- PROBLEM STATEMENT -
Copy out the entries below in full and exactly.

- Collected data -
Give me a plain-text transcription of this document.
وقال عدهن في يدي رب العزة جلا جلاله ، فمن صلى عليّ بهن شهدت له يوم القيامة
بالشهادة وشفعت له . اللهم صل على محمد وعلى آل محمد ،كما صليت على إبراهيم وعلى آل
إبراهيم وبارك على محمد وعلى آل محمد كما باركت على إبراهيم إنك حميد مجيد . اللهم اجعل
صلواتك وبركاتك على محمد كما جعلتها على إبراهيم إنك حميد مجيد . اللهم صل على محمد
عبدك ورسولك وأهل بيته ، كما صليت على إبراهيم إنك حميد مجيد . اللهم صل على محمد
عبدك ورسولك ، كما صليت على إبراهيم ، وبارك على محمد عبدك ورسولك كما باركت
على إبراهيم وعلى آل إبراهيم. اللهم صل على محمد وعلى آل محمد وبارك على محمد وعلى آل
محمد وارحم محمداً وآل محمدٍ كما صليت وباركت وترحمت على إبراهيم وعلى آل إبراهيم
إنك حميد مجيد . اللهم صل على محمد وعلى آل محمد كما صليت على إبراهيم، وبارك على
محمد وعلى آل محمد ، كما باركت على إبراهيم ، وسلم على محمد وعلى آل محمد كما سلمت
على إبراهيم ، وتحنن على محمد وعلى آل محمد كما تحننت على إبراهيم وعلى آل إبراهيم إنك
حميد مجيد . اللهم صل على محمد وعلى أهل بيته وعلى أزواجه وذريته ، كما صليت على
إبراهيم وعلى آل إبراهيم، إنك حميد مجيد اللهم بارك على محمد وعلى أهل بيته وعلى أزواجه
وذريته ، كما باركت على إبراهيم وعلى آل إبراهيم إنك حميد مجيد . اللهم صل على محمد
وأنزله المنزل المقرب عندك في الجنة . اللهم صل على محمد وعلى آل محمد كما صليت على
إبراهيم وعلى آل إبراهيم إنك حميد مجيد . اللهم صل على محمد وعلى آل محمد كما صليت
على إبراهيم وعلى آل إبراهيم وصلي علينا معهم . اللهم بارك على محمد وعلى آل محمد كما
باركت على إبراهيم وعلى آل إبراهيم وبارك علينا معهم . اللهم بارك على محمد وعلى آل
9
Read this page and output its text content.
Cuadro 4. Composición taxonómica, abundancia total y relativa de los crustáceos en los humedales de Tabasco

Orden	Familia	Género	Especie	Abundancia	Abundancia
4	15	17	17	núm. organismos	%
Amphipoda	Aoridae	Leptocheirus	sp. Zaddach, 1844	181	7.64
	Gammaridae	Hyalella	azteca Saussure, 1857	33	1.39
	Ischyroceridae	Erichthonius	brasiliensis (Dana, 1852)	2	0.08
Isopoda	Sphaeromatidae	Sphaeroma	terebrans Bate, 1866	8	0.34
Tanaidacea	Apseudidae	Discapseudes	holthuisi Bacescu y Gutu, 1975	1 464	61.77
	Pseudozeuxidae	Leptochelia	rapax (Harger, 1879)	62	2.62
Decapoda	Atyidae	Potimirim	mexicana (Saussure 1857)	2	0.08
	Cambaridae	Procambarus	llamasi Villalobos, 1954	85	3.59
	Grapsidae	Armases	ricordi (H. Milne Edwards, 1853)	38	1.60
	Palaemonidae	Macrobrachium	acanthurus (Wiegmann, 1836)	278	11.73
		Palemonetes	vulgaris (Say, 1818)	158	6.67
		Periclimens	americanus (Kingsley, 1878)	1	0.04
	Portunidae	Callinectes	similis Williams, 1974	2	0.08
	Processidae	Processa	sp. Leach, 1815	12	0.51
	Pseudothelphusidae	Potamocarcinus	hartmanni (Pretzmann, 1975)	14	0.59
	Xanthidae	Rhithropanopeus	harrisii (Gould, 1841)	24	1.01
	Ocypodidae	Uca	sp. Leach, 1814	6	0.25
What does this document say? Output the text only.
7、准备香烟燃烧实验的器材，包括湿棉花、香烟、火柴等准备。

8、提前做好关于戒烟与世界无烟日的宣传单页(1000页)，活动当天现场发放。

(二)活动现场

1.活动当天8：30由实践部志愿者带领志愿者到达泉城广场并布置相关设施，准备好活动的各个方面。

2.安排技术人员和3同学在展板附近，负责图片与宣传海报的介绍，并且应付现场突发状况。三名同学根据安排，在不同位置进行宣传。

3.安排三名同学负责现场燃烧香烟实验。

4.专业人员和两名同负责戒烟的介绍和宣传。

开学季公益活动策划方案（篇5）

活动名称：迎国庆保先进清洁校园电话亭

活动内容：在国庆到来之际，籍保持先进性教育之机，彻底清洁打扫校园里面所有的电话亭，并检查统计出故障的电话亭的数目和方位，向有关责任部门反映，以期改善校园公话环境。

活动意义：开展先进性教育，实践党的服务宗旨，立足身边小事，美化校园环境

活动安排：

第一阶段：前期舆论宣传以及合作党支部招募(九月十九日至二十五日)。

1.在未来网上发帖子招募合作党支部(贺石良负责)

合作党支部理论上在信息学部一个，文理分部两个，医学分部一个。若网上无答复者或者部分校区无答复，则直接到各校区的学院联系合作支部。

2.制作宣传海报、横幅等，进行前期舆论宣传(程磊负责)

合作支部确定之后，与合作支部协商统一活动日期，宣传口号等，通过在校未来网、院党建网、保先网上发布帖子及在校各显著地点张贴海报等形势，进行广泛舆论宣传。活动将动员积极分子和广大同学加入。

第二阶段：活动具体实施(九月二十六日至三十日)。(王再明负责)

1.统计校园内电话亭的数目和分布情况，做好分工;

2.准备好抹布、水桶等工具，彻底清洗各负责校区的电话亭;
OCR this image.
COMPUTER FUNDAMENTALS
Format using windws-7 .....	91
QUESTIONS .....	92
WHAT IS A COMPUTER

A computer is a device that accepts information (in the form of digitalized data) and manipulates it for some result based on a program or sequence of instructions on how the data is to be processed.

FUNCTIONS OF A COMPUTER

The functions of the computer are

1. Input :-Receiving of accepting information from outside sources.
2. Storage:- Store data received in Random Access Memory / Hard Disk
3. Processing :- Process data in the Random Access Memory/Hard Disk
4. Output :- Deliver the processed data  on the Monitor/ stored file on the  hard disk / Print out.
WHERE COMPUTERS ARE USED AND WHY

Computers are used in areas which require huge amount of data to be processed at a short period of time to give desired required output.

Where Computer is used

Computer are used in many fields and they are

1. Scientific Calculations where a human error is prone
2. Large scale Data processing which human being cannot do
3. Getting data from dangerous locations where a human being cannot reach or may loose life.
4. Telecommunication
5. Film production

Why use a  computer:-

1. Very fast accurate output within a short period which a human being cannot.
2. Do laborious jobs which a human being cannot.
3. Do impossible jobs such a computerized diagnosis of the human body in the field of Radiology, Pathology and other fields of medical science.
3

- EXERCISE SOLUTION -
Give me a plain-text transcription of this document.
وقال عدهن في يدي رب العزة جلا جلاله ، فمن صلى عليّ بهن شهدت له يوم القيامة
بالشهادة وشفعت له . اللهم صل على محمد وعلى آل محمد ،كما صليت على إبراهيم وعلى آل
إبراهيم وبارك على محمد وعلى آل محمد كما باركت على إبراهيم إنك حميد مجيد . اللهم اجعل
صلواتك وبركاتك على محمد كما جعلتها على إبراهيم إنك حميد مجيد . اللهم صل على محمد
عبدك ورسولك وأهل بيته ، كما صليت على إبراهيم إنك حميد مجيد . اللهم صل على محمد
عبدك ورسولك ، كما صليت على إبراهيم ، وبارك على محمد عبدك ورسولك كما باركت
على إبراهيم وعلى آل إبراهيم. اللهم صل على محمد وعلى آل محمد وبارك على محمد وعلى آل
محمد وارحم محمداً وآل محمدٍ كما صليت وباركت وترحمت على إبراهيم وعلى آل إبراهيم
إنك حميد مجيد . اللهم صل على محمد وعلى آل محمد كما صليت على إبراهيم، وبارك على
محمد وعلى آل محمد ، كما باركت على إبراهيم ، وسلم على محمد وعلى آل محمد كما سلمت
على إبراهيم ، وتحنن على محمد وعلى آل محمد كما تحننت على إبراهيم وعلى آل إبراهيم إنك
حميد مجيد . اللهم صل على محمد وعلى أهل بيته وعلى أزواجه وذريته ، كما صليت على
إبراهيم وعلى آل إبراهيم، إنك حميد مجيد اللهم بارك على محمد وعلى أهل بيته وعلى أزواجه
وذريته ، كما باركت على إبراهيم وعلى آل إبراهيم إنك حميد مجيد . اللهم صل على محمد
وأنزله المنزل المقرب عندك في الجنة . اللهم صل على محمد وعلى آل محمد كما صليت على
إبراهيم وعلى آل إبراهيم إنك حميد مجيد . اللهم صل على محمد وعلى آل محمد كما صليت
على إبراهيم وعلى آل إبراهيم وصلي علينا معهم . اللهم بارك على محمد وعلى آل محمد كما
باركت على إبراهيم وعلى آل إبراهيم وبارك علينا معهم . اللهم بارك على محمد وعلى آل
9
Read this page and output its text content.
Cuadro 4. Composición taxonómica, abundancia total y relativa de los crustáceos en los humedales de Tabasco

Orden	Familia	Género	Especie	Abundancia	Abundancia
4	15	17	17	núm. organismos	%
Amphipoda	Aoridae	Leptocheirus	sp. Zaddach, 1844	181	7.64
	Gammaridae	Hyalella	azteca Saussure, 1857	33	1.39
	Ischyroceridae	Erichthonius	brasiliensis (Dana, 1852)	2	0.08
Isopoda	Sphaeromatidae	Sphaeroma	terebrans Bate, 1866	8	0.34
Tanaidacea	Apseudidae	Discapseudes	holthuisi Bacescu y Gutu, 1975	1 464	61.77
	Pseudozeuxidae	Leptochelia	rapax (Harger, 1879)	62	2.62
Decapoda	Atyidae	Potimirim	mexicana (Saussure 1857)	2	0.08
	Cambaridae	Procambarus	llamasi Villalobos, 1954	85	3.59
	Grapsidae	Armases	ricordi (H. Milne Edwards, 1853)	38	1.60
	Palaemonidae	Macrobrachium	acanthurus (Wiegmann, 1836)	278	11.73
		Palemonetes	vulgaris (Say, 1818)	158	6.67
		Periclimens	americanus (Kingsley, 1878)	1	0.04
	Portunidae	Callinectes	similis Williams, 1974	2	0.08
	Processidae	Processa	sp. Leach, 1815	12	0.51
	Pseudothelphusidae	Potamocarcinus	hartmanni (Pretzmann, 1975)	14	0.59
	Xanthidae	Rhithropanopeus	harrisii (Gould, 1841)	24	1.01
	Ocypodidae	Uca	sp. Leach, 1814	6	0.25
What does this document say? Output the text only.
7、准备香烟燃烧实验的器材，包括湿棉花、香烟、火柴等准备。

8、提前做好关于戒烟与世界无烟日的宣传单页(1000页)，活动当天现场发放。

(二)活动现场

1.活动当天8：30由实践部志愿者带领志愿者到达泉城广场并布置相关设施，准备好活动的各个方面。

2.安排技术人员和3同学在展板附近，负责图片与宣传海报的介绍，并且应付现场突发状况。三名同学根据安排，在不同位置进行宣传。

3.安排三名同学负责现场燃烧香烟实验。

4.专业人员和两名同负责戒烟的介绍和宣传。

开学季公益活动策划方案（篇5）

活动名称：迎国庆保先进清洁校园电话亭

活动内容：在国庆到来之际，籍保持先进性教育之机，彻底清洁打扫校园里面所有的电话亭，并检查统计出故障的电话亭的数目和方位，向有关责任部门反映，以期改善校园公话环境。

活动意义：开展先进性教育，实践党的服务宗旨，立足身边小事，美化校园环境

活动安排：

第一阶段：前期舆论宣传以及合作党支部招募(九月十九日至二十五日)。

1.在未来网上发帖子招募合作党支部(贺石良负责)

合作党支部理论上在信息学部一个，文理分部两个，医学分部一个。若网上无答复者或者部分校区无答复，则直接到各校区的学院联系合作支部。

2.制作宣传海报、横幅等，进行前期舆论宣传(程磊负责)

合作支部确定之后，与合作支部协商统一活动日期，宣传口号等，通过在校未来网、院党建网、保先网上发布帖子及在校各显著地点张贴海报等形势，进行广泛舆论宣传。活动将动员积极分子和广大同学加入。

第二阶段：活动具体实施(九月二十六日至三十日)。(王再明负责)

1.统计校园内电话亭的数目和分布情况，做好分工;

2.准备好抹布、水桶等工具，彻底清洗各负责校区的电话亭;
OCR this image.
COMPUTER FUNDAMENTALS
Format using windws-7 .....	91
QUESTIONS .....	92
WHAT IS A COMPUTER

A computer is a device that accepts information (in the form of digitalized data) and manipulates it for some result based on a program or sequence of instructions on how the data is to be processed.

FUNCTIONS OF A COMPUTER

The functions of the computer are

1. Input :-Receiving of accepting information from outside sources.
2. Storage:- Store data received in Random Access Memory / Hard Disk
3. Processing :- Process data in the Random Access Memory/Hard Disk
4. Output :- Deliver the processed data  on the Monitor/ stored file on the  hard disk / Print out.
WHERE COMPUTERS ARE USED AND WHY

Computers are used in areas which require huge amount of data to be processed at a short period of time to give desired required output.

Where Computer is used

Computer are used in many fields and they are

1. Scientific Calculations where a human error is prone
2. Large scale Data processing which human being cannot do
3. Getting data from dangerous locations where a human being cannot reach or may loose life.
4. Telecommunication
5. Film production

Why use a  computer:-

1. Very fast accurate output within a short period which a human being cannot.
2. Do laborious jobs which a human being cannot.
3. Do impossible jobs such a computerized diagnosis of the human body in the field of Radiology, Pathology and other fields of medical science.
3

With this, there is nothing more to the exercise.